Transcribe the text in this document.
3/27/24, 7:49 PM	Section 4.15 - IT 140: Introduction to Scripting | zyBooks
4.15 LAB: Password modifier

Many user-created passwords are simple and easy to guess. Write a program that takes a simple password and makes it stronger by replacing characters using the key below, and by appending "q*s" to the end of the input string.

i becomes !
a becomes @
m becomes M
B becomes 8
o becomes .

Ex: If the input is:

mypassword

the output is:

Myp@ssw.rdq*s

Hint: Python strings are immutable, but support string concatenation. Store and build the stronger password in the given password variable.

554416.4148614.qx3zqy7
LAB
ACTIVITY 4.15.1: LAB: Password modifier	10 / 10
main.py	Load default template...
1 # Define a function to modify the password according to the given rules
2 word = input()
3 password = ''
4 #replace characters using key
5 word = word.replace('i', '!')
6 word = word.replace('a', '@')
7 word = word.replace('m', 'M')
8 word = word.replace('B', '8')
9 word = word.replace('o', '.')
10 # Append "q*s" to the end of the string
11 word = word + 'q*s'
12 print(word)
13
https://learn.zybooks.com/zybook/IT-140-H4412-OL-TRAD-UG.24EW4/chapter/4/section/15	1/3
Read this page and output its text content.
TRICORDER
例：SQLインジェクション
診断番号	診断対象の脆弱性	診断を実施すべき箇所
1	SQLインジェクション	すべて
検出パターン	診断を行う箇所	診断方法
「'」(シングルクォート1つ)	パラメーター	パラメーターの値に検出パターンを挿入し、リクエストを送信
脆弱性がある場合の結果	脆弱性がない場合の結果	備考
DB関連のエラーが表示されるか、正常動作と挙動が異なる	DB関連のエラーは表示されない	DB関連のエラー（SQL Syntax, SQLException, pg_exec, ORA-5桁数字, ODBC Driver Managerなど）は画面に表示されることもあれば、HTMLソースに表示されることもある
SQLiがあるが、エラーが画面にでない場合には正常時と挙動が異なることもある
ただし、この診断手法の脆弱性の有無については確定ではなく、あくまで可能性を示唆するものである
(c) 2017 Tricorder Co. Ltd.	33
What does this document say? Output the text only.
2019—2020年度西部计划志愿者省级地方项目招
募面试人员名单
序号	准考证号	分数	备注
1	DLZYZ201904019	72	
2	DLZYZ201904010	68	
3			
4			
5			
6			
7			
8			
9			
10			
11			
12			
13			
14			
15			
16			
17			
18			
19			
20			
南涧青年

━━━━━━━━━━━━━━━━━━━━

BRIEF: From the listing, copy each line containing the word "modifier".

OUTPUT OF THE EXERCISE:
4.15 LAB: Password modifier
ACTIVITY 4.15.1: LAB: Password modifier	10 / 10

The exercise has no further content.